Sottotitolo: passione e noia, entusiasmo e disillusione, scoperta ed abitudine.
L'altro giorno leggo su un forum di montagna questo post:
Shortly 8a will present a free of charge 8a Tick List App including some Topos. The plan is to produce Topos in cooperation with the community. In the long run we hope to make topos available for most of the major crags around the globe.
The topos will be based on the Tick List and present the routes from left to right. In the future it will also include GPS positioning, pictures and beta etc.
It will also be possible to produce topos for new areas and to update old ones. Anybody who would like to take an active part in improving first the Tick List and later numbering of the routes, please send an email to [email protected].
Accompagnato da un laconico commento: “La stanno definitivamente uccidendo”.

_ _ _

• _CONSEGNA 1_
Indica se queste affermazioni concordano con l'estratto: (a) le guide presenteranno le vie da sinistra a destra; (b) l'app sarà a pagamento; (c) il post è stato letto su un forum di montagna. Per ciascuna rispondi sì o no e cita le parole decisive dell'estratto.

_ _ _

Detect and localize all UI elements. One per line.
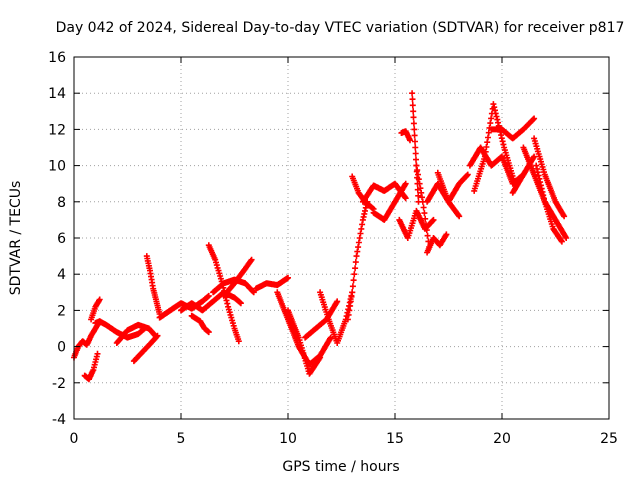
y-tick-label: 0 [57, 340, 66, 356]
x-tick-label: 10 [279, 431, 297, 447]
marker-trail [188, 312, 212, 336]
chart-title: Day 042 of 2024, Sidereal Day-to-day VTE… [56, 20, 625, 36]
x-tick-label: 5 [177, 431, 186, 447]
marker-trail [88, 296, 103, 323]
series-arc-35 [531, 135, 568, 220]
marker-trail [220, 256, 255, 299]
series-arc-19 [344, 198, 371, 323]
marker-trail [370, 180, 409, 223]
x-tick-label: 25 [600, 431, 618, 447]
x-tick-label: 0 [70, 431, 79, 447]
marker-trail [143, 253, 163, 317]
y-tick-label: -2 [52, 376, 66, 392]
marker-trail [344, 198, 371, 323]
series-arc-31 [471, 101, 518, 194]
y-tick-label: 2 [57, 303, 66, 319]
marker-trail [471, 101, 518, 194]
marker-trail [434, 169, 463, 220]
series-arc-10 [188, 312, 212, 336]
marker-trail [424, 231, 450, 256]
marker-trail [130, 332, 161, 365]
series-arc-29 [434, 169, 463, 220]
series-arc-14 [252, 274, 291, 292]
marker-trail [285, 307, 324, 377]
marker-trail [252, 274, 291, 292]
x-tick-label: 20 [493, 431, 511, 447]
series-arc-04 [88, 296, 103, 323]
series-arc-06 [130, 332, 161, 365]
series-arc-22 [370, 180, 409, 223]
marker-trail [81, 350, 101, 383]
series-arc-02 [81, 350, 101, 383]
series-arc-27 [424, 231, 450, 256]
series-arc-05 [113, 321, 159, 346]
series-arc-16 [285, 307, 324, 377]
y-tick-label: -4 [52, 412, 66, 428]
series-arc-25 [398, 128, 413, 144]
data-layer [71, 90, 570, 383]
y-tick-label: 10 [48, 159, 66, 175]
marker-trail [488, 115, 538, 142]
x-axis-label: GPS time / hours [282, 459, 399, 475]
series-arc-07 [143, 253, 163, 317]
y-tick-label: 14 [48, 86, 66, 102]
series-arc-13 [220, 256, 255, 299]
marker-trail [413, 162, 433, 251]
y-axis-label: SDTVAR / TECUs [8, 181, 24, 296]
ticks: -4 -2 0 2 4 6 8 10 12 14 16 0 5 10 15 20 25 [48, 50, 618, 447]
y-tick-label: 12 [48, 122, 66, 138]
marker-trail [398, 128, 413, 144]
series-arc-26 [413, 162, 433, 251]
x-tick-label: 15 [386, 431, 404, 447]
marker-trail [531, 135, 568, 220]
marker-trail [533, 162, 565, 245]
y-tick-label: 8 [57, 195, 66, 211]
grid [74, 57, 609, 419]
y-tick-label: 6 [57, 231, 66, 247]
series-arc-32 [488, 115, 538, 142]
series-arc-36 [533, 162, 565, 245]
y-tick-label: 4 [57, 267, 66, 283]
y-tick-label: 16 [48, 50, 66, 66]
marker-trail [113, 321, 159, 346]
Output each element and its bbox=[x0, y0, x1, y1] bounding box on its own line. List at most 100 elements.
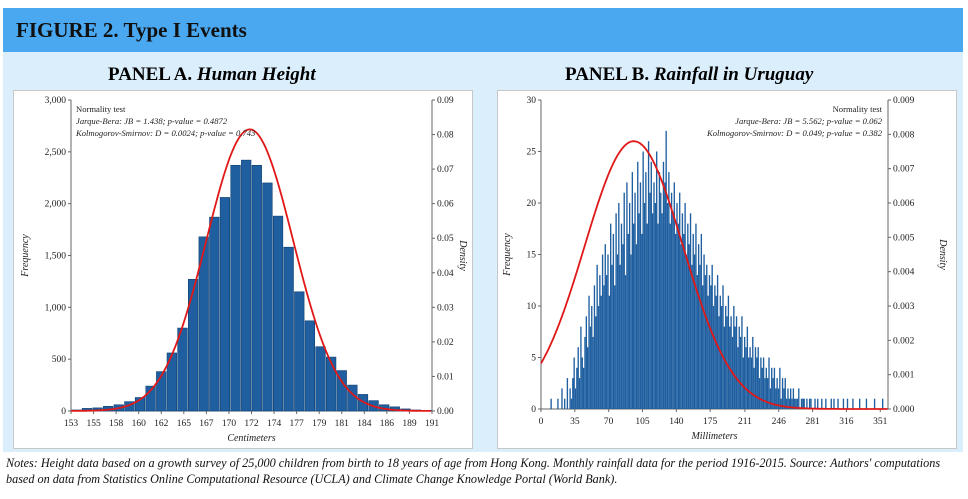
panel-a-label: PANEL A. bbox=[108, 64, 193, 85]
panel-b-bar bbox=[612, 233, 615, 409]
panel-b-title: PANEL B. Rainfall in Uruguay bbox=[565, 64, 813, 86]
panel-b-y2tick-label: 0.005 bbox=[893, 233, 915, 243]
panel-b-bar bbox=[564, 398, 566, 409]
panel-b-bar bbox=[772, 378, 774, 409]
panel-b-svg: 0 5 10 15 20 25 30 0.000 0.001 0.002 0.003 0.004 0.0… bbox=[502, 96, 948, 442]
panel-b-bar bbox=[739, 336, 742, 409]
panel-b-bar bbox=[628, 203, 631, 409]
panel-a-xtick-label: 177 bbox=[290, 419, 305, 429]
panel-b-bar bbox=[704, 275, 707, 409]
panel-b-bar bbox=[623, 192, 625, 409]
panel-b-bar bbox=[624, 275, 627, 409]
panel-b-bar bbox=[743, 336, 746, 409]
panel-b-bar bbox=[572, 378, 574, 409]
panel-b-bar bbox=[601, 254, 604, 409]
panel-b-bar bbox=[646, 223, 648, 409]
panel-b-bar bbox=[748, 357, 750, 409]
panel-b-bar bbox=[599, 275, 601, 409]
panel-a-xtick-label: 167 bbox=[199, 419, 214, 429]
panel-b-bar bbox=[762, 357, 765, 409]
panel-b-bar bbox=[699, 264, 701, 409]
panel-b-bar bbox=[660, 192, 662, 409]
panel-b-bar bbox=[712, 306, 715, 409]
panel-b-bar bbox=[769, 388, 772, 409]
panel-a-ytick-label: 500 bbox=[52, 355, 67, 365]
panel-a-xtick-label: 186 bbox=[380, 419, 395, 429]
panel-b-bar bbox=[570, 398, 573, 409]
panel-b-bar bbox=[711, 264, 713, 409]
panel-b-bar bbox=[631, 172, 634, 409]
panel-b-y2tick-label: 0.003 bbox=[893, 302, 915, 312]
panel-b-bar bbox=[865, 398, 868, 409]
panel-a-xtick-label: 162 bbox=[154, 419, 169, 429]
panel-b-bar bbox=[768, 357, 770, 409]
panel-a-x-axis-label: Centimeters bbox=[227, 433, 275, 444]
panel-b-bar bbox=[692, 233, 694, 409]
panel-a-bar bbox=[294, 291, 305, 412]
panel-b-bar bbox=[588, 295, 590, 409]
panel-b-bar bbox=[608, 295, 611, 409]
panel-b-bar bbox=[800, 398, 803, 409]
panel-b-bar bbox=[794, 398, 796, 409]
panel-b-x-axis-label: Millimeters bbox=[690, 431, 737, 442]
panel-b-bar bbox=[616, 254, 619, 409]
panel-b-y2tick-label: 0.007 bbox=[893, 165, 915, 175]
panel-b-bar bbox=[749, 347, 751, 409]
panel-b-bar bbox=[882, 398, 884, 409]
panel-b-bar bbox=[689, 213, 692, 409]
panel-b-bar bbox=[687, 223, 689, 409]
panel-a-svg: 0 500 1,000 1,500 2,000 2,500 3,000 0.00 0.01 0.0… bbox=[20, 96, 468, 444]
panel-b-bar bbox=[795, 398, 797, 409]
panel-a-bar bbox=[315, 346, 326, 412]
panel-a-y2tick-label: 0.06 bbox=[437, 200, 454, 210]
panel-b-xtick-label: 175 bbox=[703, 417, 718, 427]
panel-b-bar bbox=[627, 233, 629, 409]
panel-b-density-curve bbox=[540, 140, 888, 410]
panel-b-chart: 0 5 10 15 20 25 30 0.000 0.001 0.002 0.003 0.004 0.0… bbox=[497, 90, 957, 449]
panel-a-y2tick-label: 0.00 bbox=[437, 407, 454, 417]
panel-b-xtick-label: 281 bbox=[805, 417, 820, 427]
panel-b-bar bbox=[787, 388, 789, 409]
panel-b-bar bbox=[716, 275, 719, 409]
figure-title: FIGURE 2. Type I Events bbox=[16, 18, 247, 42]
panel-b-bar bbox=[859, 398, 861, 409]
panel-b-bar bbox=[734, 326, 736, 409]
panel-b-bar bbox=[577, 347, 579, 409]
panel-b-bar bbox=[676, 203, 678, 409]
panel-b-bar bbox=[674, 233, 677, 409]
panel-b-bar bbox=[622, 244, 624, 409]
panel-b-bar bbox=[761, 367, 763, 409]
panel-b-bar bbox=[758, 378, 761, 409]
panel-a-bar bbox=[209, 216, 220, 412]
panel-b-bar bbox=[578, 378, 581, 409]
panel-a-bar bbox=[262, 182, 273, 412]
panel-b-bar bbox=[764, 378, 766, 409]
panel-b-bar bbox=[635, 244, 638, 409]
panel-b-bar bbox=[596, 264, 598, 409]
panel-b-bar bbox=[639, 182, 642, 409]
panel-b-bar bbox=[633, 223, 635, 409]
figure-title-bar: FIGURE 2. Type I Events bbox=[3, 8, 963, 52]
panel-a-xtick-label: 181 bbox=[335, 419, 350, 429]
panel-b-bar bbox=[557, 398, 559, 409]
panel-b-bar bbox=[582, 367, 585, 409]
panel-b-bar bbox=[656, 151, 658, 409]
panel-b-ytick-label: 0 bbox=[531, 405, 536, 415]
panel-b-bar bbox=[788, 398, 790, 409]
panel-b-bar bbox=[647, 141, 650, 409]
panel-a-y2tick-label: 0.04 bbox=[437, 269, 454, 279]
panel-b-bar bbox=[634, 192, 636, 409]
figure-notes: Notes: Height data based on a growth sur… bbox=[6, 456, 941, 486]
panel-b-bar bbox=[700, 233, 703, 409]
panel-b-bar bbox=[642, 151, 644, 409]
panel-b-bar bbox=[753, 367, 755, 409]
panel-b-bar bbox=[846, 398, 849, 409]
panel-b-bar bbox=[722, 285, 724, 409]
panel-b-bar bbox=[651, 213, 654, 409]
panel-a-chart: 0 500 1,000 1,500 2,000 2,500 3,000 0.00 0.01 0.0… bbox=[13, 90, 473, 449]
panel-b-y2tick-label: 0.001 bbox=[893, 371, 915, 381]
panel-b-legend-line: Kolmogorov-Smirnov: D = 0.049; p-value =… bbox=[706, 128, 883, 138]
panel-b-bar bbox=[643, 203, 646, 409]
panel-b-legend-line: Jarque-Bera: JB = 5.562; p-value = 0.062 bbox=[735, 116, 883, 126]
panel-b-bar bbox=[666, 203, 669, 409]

_ _ _

• _CONSEGNA 2_
Modifica nelle voci il tratto che va dalla riga con "y-tick-label: 0 [57, 340, 66, 356]" fino alla riga con "marker-trail [285, 307, 324, 377]", sostituendo "x-tick-label" con "x-axis-tick" e lasciando invariato tutto il resto. Riporta soltanto queste righe.

• _RISULTATO FINALE 1_
(a) Sì: "present the routes from left to right".
(b) No: "a free of charge 8a Tick List App".
(c) Sì: "L'altro giorno leggo su un forum di montagna questo post".

• _RISULTATO FINALE 2_
y-tick-label: 0 [57, 340, 66, 356]
x-axis-tick: 10 [279, 431, 297, 447]
marker-trail [188, 312, 212, 336]
chart-title: Day 042 of 2024, Sidereal Day-to-day VTE… [56, 20, 625, 36]
x-axis-tick: 5 [177, 431, 186, 447]
marker-trail [88, 296, 103, 323]
series-arc-35 [531, 135, 568, 220]
marker-trail [220, 256, 255, 299]
series-arc-19 [344, 198, 371, 323]
marker-trail [370, 180, 409, 223]
x-axis-tick: 25 [600, 431, 618, 447]
x-axis-tick: 0 [70, 431, 79, 447]
marker-trail [143, 253, 163, 317]
y-tick-label: -2 [52, 376, 66, 392]
marker-trail [344, 198, 371, 323]
series-arc-31 [471, 101, 518, 194]
y-tick-label: 2 [57, 303, 66, 319]
marker-trail [471, 101, 518, 194]
marker-trail [434, 169, 463, 220]
series-arc-10 [188, 312, 212, 336]
marker-trail [424, 231, 450, 256]
marker-trail [130, 332, 161, 365]
series-arc-29 [434, 169, 463, 220]
series-arc-14 [252, 274, 291, 292]
marker-trail [285, 307, 324, 377]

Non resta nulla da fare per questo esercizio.